▶ _Set task_:
Find each line with the string "аудио" and copy it.

▶ _Records for the task_:
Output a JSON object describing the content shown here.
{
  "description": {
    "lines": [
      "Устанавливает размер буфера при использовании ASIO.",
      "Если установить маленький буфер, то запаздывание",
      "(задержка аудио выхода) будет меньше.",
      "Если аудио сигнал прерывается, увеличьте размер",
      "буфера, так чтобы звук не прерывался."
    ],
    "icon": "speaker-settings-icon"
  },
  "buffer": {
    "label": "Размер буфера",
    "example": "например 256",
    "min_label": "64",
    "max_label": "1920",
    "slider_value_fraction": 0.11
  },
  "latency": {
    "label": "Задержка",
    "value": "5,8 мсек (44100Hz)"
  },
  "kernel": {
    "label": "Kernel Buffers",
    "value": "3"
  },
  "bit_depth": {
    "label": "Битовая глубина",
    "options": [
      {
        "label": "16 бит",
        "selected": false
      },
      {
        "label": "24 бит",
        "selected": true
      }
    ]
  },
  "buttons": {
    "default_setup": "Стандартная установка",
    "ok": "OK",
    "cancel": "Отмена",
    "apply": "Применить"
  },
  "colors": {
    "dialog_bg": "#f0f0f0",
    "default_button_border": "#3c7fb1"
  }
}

...

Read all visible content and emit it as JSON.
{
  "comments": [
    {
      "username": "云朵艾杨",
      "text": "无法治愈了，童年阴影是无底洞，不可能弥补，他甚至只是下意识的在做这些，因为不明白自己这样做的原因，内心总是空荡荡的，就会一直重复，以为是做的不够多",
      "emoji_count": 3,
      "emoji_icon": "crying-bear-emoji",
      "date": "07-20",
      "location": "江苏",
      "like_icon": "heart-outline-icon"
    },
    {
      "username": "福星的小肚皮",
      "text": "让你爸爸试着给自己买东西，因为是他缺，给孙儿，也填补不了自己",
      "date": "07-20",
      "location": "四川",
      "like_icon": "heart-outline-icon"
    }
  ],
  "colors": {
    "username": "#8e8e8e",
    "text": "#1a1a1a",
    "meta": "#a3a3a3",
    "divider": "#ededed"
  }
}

▶ _Written solution_:
      "(задержка аудио выхода) будет меньше.",
      "Если аудио сигнал прерывается, увеличьте размер",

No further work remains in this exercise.